Reproduce the following entries verbatim, keeping every line as it is.

— start of Data —

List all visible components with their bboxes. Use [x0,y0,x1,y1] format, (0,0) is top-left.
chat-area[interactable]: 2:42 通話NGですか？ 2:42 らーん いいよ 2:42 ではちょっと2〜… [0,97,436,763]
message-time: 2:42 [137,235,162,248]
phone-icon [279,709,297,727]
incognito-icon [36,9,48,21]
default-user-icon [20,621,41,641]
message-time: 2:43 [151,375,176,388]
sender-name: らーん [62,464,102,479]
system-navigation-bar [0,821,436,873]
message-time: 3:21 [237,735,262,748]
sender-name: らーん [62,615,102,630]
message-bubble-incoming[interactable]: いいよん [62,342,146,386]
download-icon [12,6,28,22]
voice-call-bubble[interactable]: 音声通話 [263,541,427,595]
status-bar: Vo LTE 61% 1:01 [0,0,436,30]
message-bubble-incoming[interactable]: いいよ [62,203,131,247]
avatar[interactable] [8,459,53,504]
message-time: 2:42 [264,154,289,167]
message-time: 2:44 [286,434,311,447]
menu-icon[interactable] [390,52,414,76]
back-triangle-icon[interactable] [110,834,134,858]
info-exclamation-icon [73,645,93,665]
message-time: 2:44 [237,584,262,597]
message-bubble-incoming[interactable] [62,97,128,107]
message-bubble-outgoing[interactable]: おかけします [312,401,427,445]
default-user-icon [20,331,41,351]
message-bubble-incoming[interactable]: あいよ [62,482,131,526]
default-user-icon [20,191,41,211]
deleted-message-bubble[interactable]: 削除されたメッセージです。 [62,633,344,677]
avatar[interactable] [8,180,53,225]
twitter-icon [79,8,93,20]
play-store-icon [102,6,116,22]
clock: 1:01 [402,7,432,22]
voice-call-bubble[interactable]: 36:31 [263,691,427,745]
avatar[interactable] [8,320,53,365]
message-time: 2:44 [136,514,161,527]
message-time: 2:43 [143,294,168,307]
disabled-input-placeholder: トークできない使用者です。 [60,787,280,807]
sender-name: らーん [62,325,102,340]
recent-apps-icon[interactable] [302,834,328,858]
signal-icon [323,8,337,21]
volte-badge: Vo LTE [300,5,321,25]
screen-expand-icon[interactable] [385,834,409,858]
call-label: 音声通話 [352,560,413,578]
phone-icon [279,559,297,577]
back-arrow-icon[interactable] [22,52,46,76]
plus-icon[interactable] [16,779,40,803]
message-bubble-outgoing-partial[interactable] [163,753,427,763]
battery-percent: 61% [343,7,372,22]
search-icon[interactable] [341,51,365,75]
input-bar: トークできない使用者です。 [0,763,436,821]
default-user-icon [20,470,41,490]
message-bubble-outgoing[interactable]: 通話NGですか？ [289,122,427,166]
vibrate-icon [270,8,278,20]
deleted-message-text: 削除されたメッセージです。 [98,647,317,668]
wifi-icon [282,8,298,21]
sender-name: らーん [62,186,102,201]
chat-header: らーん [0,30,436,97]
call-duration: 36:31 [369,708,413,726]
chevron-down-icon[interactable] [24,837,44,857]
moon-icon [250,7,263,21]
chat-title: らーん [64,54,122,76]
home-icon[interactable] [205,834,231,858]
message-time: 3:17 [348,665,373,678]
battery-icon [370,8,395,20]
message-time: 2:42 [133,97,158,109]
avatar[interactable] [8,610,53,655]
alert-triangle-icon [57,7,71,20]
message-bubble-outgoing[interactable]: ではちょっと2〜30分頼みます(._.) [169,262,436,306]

— end of Data —

- **In response**
List all visible components with their bboxes. Use [x0,y0,x1,y1] format, (0,0) is top-left.
chat-area[interactable]: 2:42 通話NGですか？ 2:42 らーん いいよ 2:42 ではちょっと2〜… [0,97,436,763]
message-time: 2:42 [137,235,162,248]
phone-icon [279,709,297,727]
incognito-icon [36,9,48,21]
default-user-icon [20,621,41,641]
message-time: 2:43 [151,375,176,388]
sender-name: らーん [62,464,102,479]
system-navigation-bar [0,821,436,873]
message-time: 3:21 [237,735,262,748]
sender-name: らーん [62,615,102,630]
message-bubble-incoming[interactable]: いいよん [62,342,146,386]
download-icon [12,6,28,22]
voice-call-bubble[interactable]: 音声通話 [263,541,427,595]
status-bar: Vo LTE 61% 1:01 [0,0,436,30]
message-bubble-incoming[interactable]: いいよ [62,203,131,247]
avatar[interactable] [8,459,53,504]
message-time: 2:42 [264,154,289,167]
message-time: 2:44 [286,434,311,447]
menu-icon[interactable] [390,52,414,76]
back-triangle-icon[interactable] [110,834,134,858]
info-exclamation-icon [73,645,93,665]
message-time: 2:44 [237,584,262,597]
message-bubble-incoming[interactable] [62,97,128,107]
message-bubble-outgoing[interactable]: おかけします [312,401,427,445]
default-user-icon [20,331,41,351]
message-bubble-incoming[interactable]: あいよ [62,482,131,526]
default-user-icon [20,191,41,211]
deleted-message-bubble[interactable]: 削除されたメッセージです。 [62,633,344,677]
avatar[interactable] [8,180,53,225]
twitter-icon [79,8,93,20]
play-store-icon [102,6,116,22]
clock: 1:01 [402,7,432,22]
voice-call-bubble[interactable]: 36:31 [263,691,427,745]
avatar[interactable] [8,320,53,365]
message-time: 2:44 [136,514,161,527]
message-time: 2:43 [143,294,168,307]
disabled-input-placeholder: トークできない使用者です。 [60,787,280,807]
sender-name: らーん [62,325,102,340]
recent-apps-icon[interactable] [302,834,328,858]
signal-icon [323,8,337,21]
volte-badge: Vo LTE [300,5,321,25]
screen-expand-icon[interactable] [385,834,409,858]
call-label: 音声通話 [352,560,413,578]
phone-icon [279,559,297,577]
back-arrow-icon[interactable] [22,52,46,76]
plus-icon[interactable] [16,779,40,803]
message-bubble-outgoing-partial[interactable] [163,753,427,763]
battery-percent: 61% [343,7,372,22]
search-icon[interactable] [341,51,365,75]
input-bar: トークできない使用者です。 [0,763,436,821]
default-user-icon [20,470,41,490]
message-bubble-outgoing[interactable]: 通話NGですか？ [289,122,427,166]
vibrate-icon [270,8,278,20]
deleted-message-text: 削除されたメッセージです。 [98,647,317,668]
wifi-icon [282,8,298,21]
sender-name: らーん [62,186,102,201]
chat-header: らーん [0,30,436,97]
call-duration: 36:31 [369,708,413,726]
chevron-down-icon[interactable] [24,837,44,857]
moon-icon [250,7,263,21]
chat-title: らーん [64,54,122,76]
home-icon[interactable] [205,834,231,858]
message-time: 3:17 [348,665,373,678]
battery-icon [370,8,395,20]
message-time: 2:42 [133,97,158,109]
avatar[interactable] [8,610,53,655]
alert-triangle-icon [57,7,71,20]
message-bubble-outgoing[interactable]: ではちょっと2〜30分頼みます(._.) [169,262,436,306]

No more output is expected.